Yönerge 1 » Lozan metnine göre Osmanlı Devleti'nin borçları hangi tarihe kadar ödenerek bitirilmiştir?
Yönerge 2 » Lozan metnini son cümlesinden sonra gelecek şekilde sürdürün.
#### Seçilmiş alıntı
Şimdi, “Lozan da neler oldu?”
sorusunun cevabına daha genel hatlarıyla göz atalım…
Yeni misyonun kabulü
Lozan görüşmelerine gönderilen
heyetin en önemli vasfı, Mîsak-ı Millî’den vazgeçmiş kişiler olmalarıydı. Mîsak-ı
Millî Belgesi ile Batı dünyasının da onayladığı bir haritaya harâretle sahip çıkan
Türkiye, Lozan’da Mîsak-ı Millî hudutları dışındaki Türk topluluklarını da nüfûz
alanı içinde görmediğini belirtmiş oluyordu. Mehmet Doğan, bu yeni süreci şöyle
anlatır: “İsmet Paşa, Lozan Antlaşması’nın
imzalanmasından bir süre sonra -anlaşmayı uygulama garantisi olarak- Başbakanlığa
getirilmiş ve bu görevi uzun süre devam ettirmiş, Atatürk’ün ölümünden sonra Cumhurbaşkanı
olarak Birinci Dünya Harbi’nden sonra Türkiye’ye biçilen statükoyu korumaya devam
etmiştir.” (Doğan M., 2005:79)
Kadir Mısıroğlu da Lozan’a
Rauf Bey yerine İsmet Paşa’nın gönderilmesinin sebebini şöyle açıklar: “Curzon’un plânını ilk başta anlamayan İnönü’nün,
daha sonra karşı tarafın amacının Türkiye’yi mâzisinden tamamen koparmak olduğunu
sezdiği hâlde, söz konusu amacın gerçekleşmesi hususunda teminat verdiği belirtilmektedir.”
(Mısıroğlu, 1971:309)
Borçların kabulü
Lozan’da Türkiye’nin aleyhine
kabul edilen şartlardan biri de Osmanlı Devleti’nin borçlarının kabul edilmesiydi.
Yeni Türkiye Cumhuriyeti, Osmanlı’nın her şeyini reddetmişti de nedense borçlarına
sahip çıkmıştı. Bu borçlar, 25 Mayıs 1954 tarihine kadar yaklaşık 30 yıl boyunca
düzenli şekilde ödenerek bitirilmişti.
Osmanlı’nın malları
Lozan’da, Osmanlı Ailesine
mensup şahısların üzerinde görünen malların durumu da yabancı devletler için önemli
bir konuydu. Prof. Dr. Hakan Özoğlu, Amerikalı ticaret temsilcisi görünen bir kişinin
bu konuları yakından takip ettiğini şöyle anlatır: “O zamanlarda İkinci Abdülhamid’in mîrasçıları Sultan’ın özel arazileri
olduğunu iddia edip bunları geri almak için Ankara’dan talepte bulunuyordu. ABD
ticaret görevlisi, Rauf Orbay’dan hükûmetin bu konu hakkındaki tutumunu öğrenmeye
çalışıyordu. ABD’li Gillespie, Rauf Bey’e Abdülhamid’in mîrası konusunu da soruyor.
########
#### Kayıtlı bilgiler
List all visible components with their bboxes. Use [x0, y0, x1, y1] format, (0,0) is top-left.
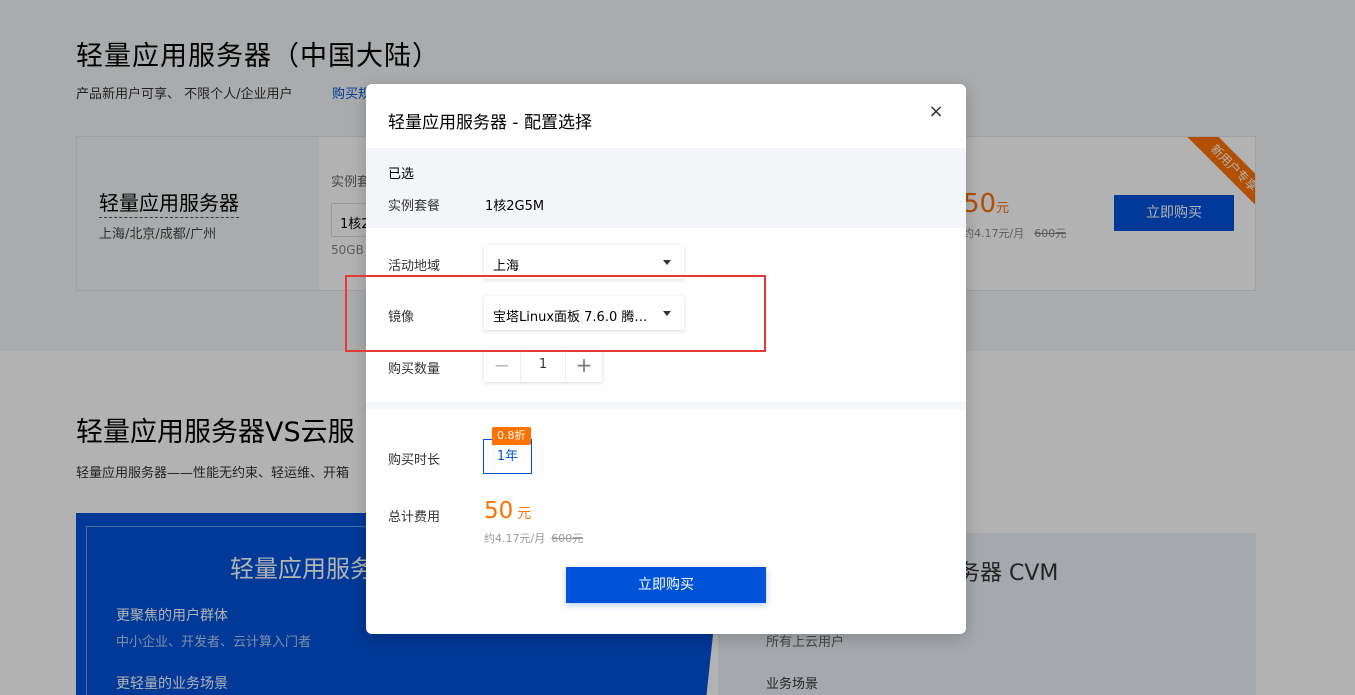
total-monthly: 约4.17元/月 600元: [484, 530, 583, 546]
total-monthly-text: 约4.17元/月: [484, 532, 546, 545]
total-label: 总计费用: [388, 510, 441, 525]
quantity-input[interactable]: 1: [520, 348, 566, 382]
quantity-label: 购买数量: [388, 362, 441, 377]
region-label: 活动地域: [388, 259, 441, 274]
selected-summary: 已选 实例套餐 1核2G5M: [366, 148, 966, 228]
region-select[interactable]: 上海: [484, 245, 684, 279]
discount-badge: 0.8折: [492, 427, 531, 445]
selected-plan-value: 1核2G5M: [485, 199, 545, 214]
image-highlight-box: [345, 275, 766, 352]
plus-icon[interactable]: +: [566, 348, 602, 382]
region-select-value: 上海: [493, 259, 520, 274]
section-divider: [366, 402, 966, 410]
total-price: 50 元: [484, 498, 531, 524]
dialog-title: 轻量应用服务器 - 配置选择: [388, 113, 592, 133]
minus-icon[interactable]: −: [484, 348, 520, 382]
caret-down-icon: [663, 260, 671, 265]
selected-label: 已选: [388, 167, 415, 182]
buy-now-button[interactable]: 立即购买: [566, 567, 766, 603]
total-price-value: 50: [484, 498, 514, 524]
total-original-price: 600元: [551, 532, 584, 545]
selected-plan-label: 实例套餐: [388, 199, 441, 214]
quantity-stepper: − 1 +: [484, 348, 602, 382]
close-icon[interactable]: ×: [926, 102, 946, 122]
duration-label: 购买时长: [388, 453, 441, 468]
config-dialog: 轻量应用服务器 - 配置选择 × 已选 实例套餐 1核2G5M 活动地域 上海 …: [366, 84, 966, 634]
total-price-unit: 元: [517, 506, 532, 522]
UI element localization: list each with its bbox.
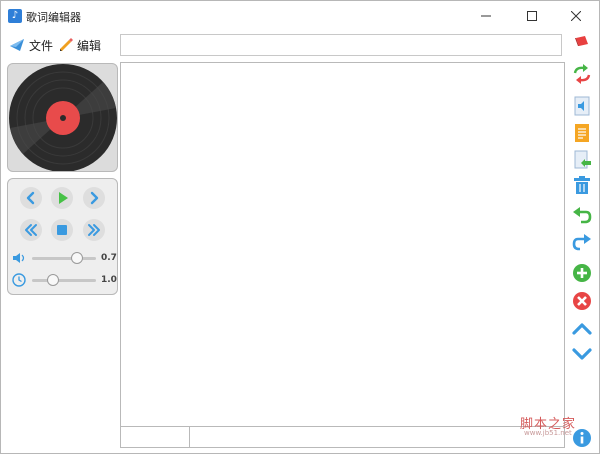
audio-file-button[interactable]	[572, 96, 592, 116]
flag-button[interactable]	[574, 35, 590, 51]
stop-icon	[57, 225, 67, 235]
close-icon	[571, 11, 581, 21]
chevron-left-icon	[26, 191, 35, 205]
audio-file-icon	[574, 96, 590, 116]
maximize-icon	[527, 11, 537, 21]
minimize-button[interactable]	[463, 1, 509, 31]
undo-icon	[573, 207, 592, 224]
speed-slider-row: 1.0	[12, 273, 117, 287]
import-button[interactable]	[572, 150, 592, 170]
undo-button[interactable]	[572, 206, 592, 226]
double-chevron-right-icon	[88, 224, 100, 236]
move-down-button[interactable]	[572, 344, 592, 364]
previous-button[interactable]	[20, 187, 42, 209]
trash-icon	[574, 176, 590, 194]
speed-slider-track[interactable]	[32, 279, 96, 282]
clock-icon	[12, 273, 26, 287]
close-button[interactable]	[553, 1, 599, 31]
lyrics-list[interactable]	[120, 62, 565, 427]
speaker-icon	[13, 253, 25, 263]
menu-file[interactable]: 文件	[9, 35, 53, 55]
status-cell-time	[121, 427, 190, 447]
move-down-icon	[572, 348, 592, 360]
vinyl-disc-icon	[9, 64, 117, 171]
paper-plane-icon	[10, 39, 24, 51]
menu-edit[interactable]: 编辑	[59, 35, 101, 55]
redo-icon	[572, 234, 591, 251]
document-button[interactable]	[572, 123, 592, 143]
swap-button[interactable]	[572, 64, 592, 84]
playback-controls: 0.7 1.0	[7, 178, 118, 295]
status-bar	[120, 426, 565, 448]
double-chevron-left-icon	[25, 224, 37, 236]
redo-button[interactable]	[572, 233, 592, 253]
status-cell-text	[191, 427, 564, 447]
minimize-icon	[481, 15, 491, 17]
chevron-right-icon	[90, 191, 99, 205]
move-up-icon	[572, 323, 592, 335]
lyric-line-input[interactable]	[120, 34, 562, 56]
document-icon	[575, 124, 589, 142]
rewind-button[interactable]	[20, 219, 42, 241]
vinyl-disc-panel	[7, 63, 118, 172]
pencil-icon	[60, 38, 73, 51]
speed-slider-thumb[interactable]	[47, 274, 60, 286]
main-window: ♪ 歌词编辑器 文件 编辑 0.7 1.0 脚本之家 www.jb51.net	[0, 0, 600, 454]
stop-button[interactable]	[51, 219, 73, 241]
play-icon	[59, 192, 68, 204]
volume-slider-track[interactable]	[32, 257, 96, 260]
music-note-icon: ♪	[8, 9, 22, 23]
volume-slider-row: 0.7	[12, 251, 117, 265]
flag-icon	[575, 36, 588, 46]
watermark-url: www.jb51.net	[524, 429, 572, 437]
window-title: 歌词编辑器	[26, 11, 81, 24]
maximize-button[interactable]	[509, 1, 555, 31]
volume-slider-thumb[interactable]	[70, 252, 83, 264]
next-button[interactable]	[83, 187, 105, 209]
add-button[interactable]	[572, 263, 592, 283]
add-icon	[573, 264, 591, 282]
title-bar: ♪ 歌词编辑器	[1, 1, 599, 31]
swap-arrows-icon	[573, 64, 591, 84]
delete-button[interactable]	[572, 175, 592, 195]
right-toolbar	[567, 62, 597, 452]
player-panel: 0.7 1.0	[6, 62, 119, 448]
menu-file-label: 文件	[29, 38, 54, 53]
play-button[interactable]	[51, 187, 73, 209]
remove-button[interactable]	[572, 291, 592, 311]
move-up-button[interactable]	[572, 319, 592, 339]
menu-edit-label: 编辑	[77, 38, 102, 53]
remove-icon	[573, 292, 591, 310]
import-icon	[574, 150, 591, 169]
speed-value: 1.0	[101, 275, 117, 285]
volume-value: 0.7	[101, 253, 117, 263]
fast-forward-button[interactable]	[83, 219, 105, 241]
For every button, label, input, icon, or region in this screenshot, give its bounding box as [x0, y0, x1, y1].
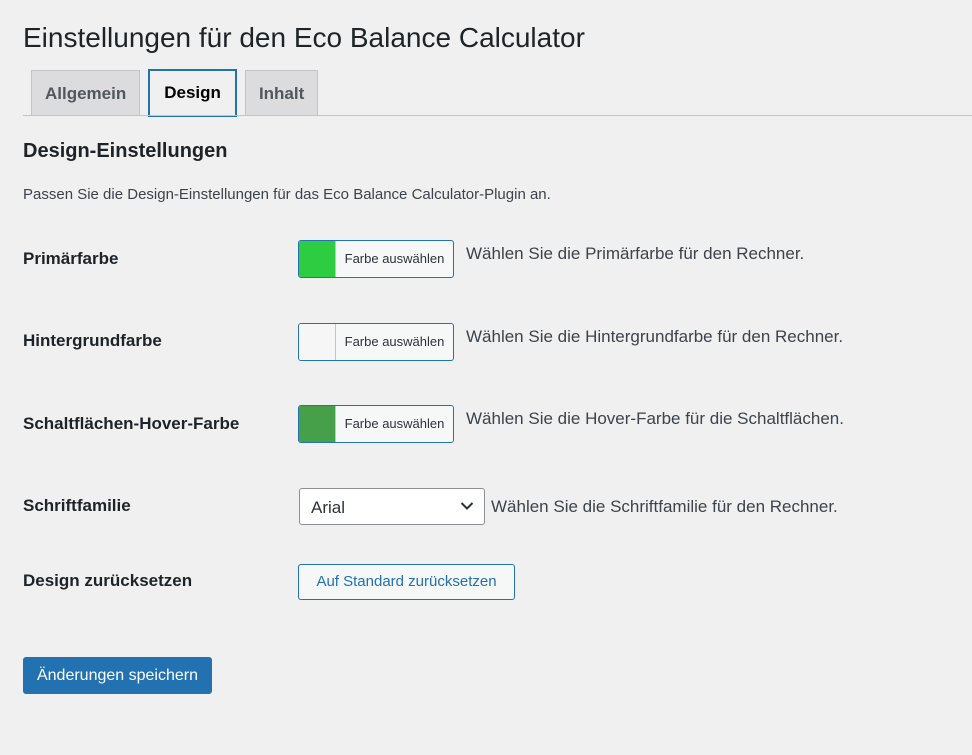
primary-color-button[interactable]: Farbe auswählen [298, 240, 454, 278]
font-family-description: Wählen Sie die Schriftfamilie für den Re… [491, 497, 838, 516]
reset-to-default-button[interactable]: Auf Standard zurücksetzen [298, 564, 515, 600]
background-color-swatch [299, 324, 336, 360]
primary-color-label: Primärfarbe [23, 249, 119, 268]
background-color-button-label: Farbe auswählen [344, 334, 445, 349]
tab-divider [23, 115, 972, 116]
chevron-down-icon [460, 502, 474, 510]
hover-color-swatch [299, 406, 336, 442]
background-color-label: Hintergrundfarbe [23, 331, 162, 350]
tab-design[interactable]: Design [148, 69, 237, 117]
section-title: Design-Einstellungen [23, 140, 228, 162]
tab-allgemein[interactable]: Allgemein [31, 70, 141, 116]
tab-inhalt[interactable]: Inhalt [244, 70, 319, 116]
primary-color-button-label: Farbe auswählen [344, 251, 445, 266]
background-color-description: Wählen Sie die Hintergrundfarbe für den … [466, 327, 844, 346]
settings-page: Einstellungen für den Eco Balance Calcul… [0, 0, 972, 755]
tab-bar: Allgemein Design Inhalt [23, 69, 326, 117]
primary-color-swatch [299, 241, 336, 277]
section-description: Passen Sie die Design-Einstellungen für … [23, 186, 551, 203]
hover-color-label: Schaltflächen-Hover-Farbe [23, 414, 240, 433]
font-family-label: Schriftfamilie [23, 496, 131, 515]
reset-design-label: Design zurücksetzen [23, 571, 193, 590]
font-family-selected-value: Arial [311, 498, 346, 517]
background-color-button[interactable]: Farbe auswählen [298, 323, 454, 361]
primary-color-description: Wählen Sie die Primärfarbe für den Rechn… [466, 244, 805, 263]
page-title: Einstellungen für den Eco Balance Calcul… [23, 22, 585, 53]
hover-color-button[interactable]: Farbe auswählen [298, 405, 454, 443]
hover-color-description: Wählen Sie die Hover-Farbe für die Schal… [466, 409, 844, 428]
hover-color-button-label: Farbe auswählen [344, 416, 445, 431]
font-family-select[interactable]: Arial [299, 488, 485, 525]
save-changes-button[interactable]: Änderungen speichern [23, 657, 212, 694]
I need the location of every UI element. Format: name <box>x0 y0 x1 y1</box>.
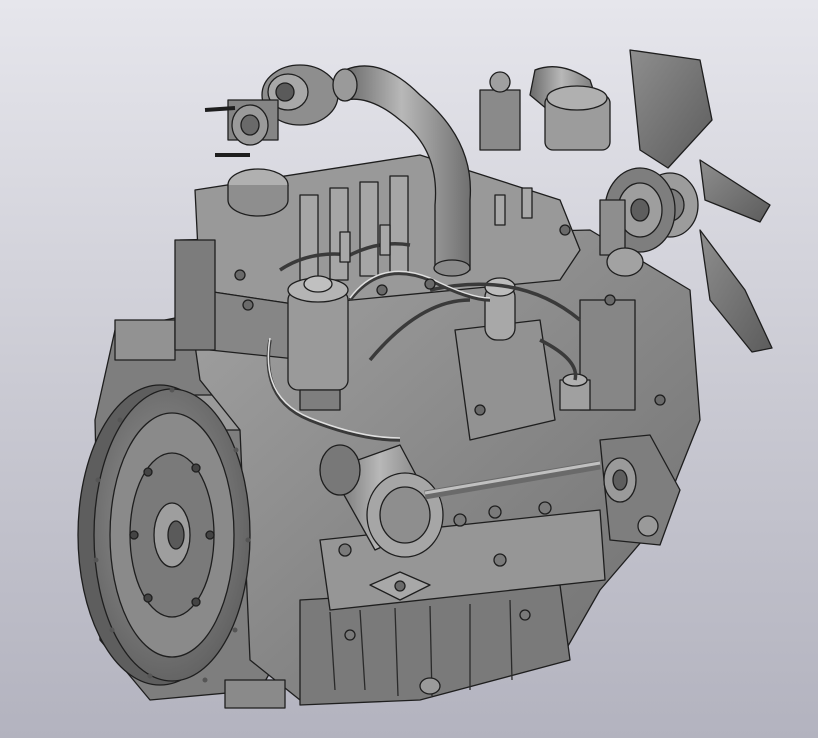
3d-viewport[interactable] <box>0 0 818 738</box>
head-side-plate <box>174 239 216 351</box>
turbocharger <box>204 64 339 157</box>
housing-bracket <box>114 319 176 361</box>
flywheel <box>77 384 251 686</box>
fan-blade-right <box>699 159 771 223</box>
fan-blade-bottom <box>699 229 773 353</box>
drain-plug <box>419 677 441 695</box>
mount-foot <box>224 679 286 709</box>
engine-model-render[interactable] <box>0 0 818 738</box>
fan-blade-top <box>629 49 713 169</box>
fuel-filter <box>287 275 349 411</box>
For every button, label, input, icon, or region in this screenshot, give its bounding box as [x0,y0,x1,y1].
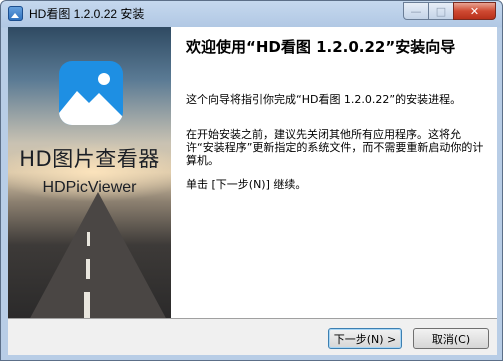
welcome-content: 欢迎使用“HD看图 1.2.0.22”安装向导 这个向导将指引你完成“HD看图 … [186,27,491,191]
close-button[interactable]: ✕ [453,2,496,20]
installer-window: HD看图 1.2.0.22 安装 — □ ✕ HD图片查看器 HDPicView… [0,0,503,361]
button-bar: 下一步(N) > 取消(C) [8,318,497,355]
road-marking [86,259,90,279]
wizard-page: HD图片查看器 HDPicViewer 欢迎使用“HD看图 1.2.0.22”安… [8,27,497,318]
maximize-icon: □ [435,4,447,18]
banner-app-name: HD图片查看器 [19,147,160,171]
installer-app-icon [8,6,23,21]
minimize-icon: — [410,4,422,18]
welcome-banner-image: HD图片查看器 HDPicViewer [8,27,171,318]
caption-buttons: — □ ✕ [403,2,496,20]
close-apps-paragraph: 在开始安装之前，建议先关闭其他所有应用程序。这将允许“安装程序”更新指定的系统文… [186,128,484,167]
close-icon: ✕ [469,4,480,18]
window-title: HD看图 1.2.0.22 安装 [29,7,145,21]
cancel-button[interactable]: 取消(C) [413,328,489,349]
maximize-button[interactable]: □ [428,2,454,20]
road-marking [87,232,90,246]
intro-paragraph: 这个向导将指引你完成“HD看图 1.2.0.22”的安装进程。 [186,93,462,106]
minimize-button[interactable]: — [403,2,429,20]
title-bar[interactable]: HD看图 1.2.0.22 安装 — □ ✕ [1,1,502,27]
banner-app-name-en: HDPicViewer [42,179,137,196]
next-button[interactable]: 下一步(N) > [328,328,402,349]
road-marking [84,292,90,318]
welcome-heading: 欢迎使用“HD看图 1.2.0.22”安装向导 [186,38,456,56]
continue-instruction: 单击 [下一步(N)] 继续。 [186,178,307,191]
banner-road [28,192,168,318]
photo-landscape-icon [59,61,123,125]
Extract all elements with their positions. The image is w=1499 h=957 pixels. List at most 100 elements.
########
Alıştırma yanıtı 1 » 25 Mayıs 1954 tarihine kadar.

Alıştırma yanıtı 2 »
‘Hükûmetimiz, Türkiye toprakları hâricindeki mîras taleplerini tanır ama dâhilindekileri
tanımıyor’ cevabını alıyor. Yani, ‘Türkiye dâhilindeki mal, mülk, arazi taleplerini
tanımıyoruz ama Türkiye toprakları hâricinde kalan taleplerin bizim için bir mahzuru
yok’ demeye getiriyordu.” (Özoğlu, 2012)
Lozan’daki heyet müşavirlerinden Hasan Bey ise, elimizden çıkmış ülkelerdeki Türk gayr-ı menkullerini el atılmaktan korumak için bir hayli çaba göstermişti. Bu sorun Lozan Antlaşması görüşmeleri sırasında da gündeme geldi: “15 Ocak 1923 tarihli oturumda Türk temsilci Hasan Bey, Hazîne-i Hassa mallarının, Osmanlı Devleti’nden ayrılan topraklar üzerinde kurulan devletlere herhangi bir bedel ödenmeksizin geçirilecek malların dışında tutulmasını istedi. Hasan Bey, bu malların devlete ait olmadığını, aksine özel mülk statüsünde olduğunu belirtti.” (Koçak, 1990:16)
Kıbrıs, Batı Trakya ve Musul’un
verilmesi
Yukarıda da belirttiğimiz
gibi, bu süreçte, Mîsak- ı Millî sınırları içinde bulunan bazı topraklardan da Lozan’da
feragat edilmişti. Hâlbuki Birinci Cihan Harbi bitiminde Musul, Halep ve Batum dâhil,
Türklerin ağırlıkta yaşadığı bütün bölgeler elimizde idi.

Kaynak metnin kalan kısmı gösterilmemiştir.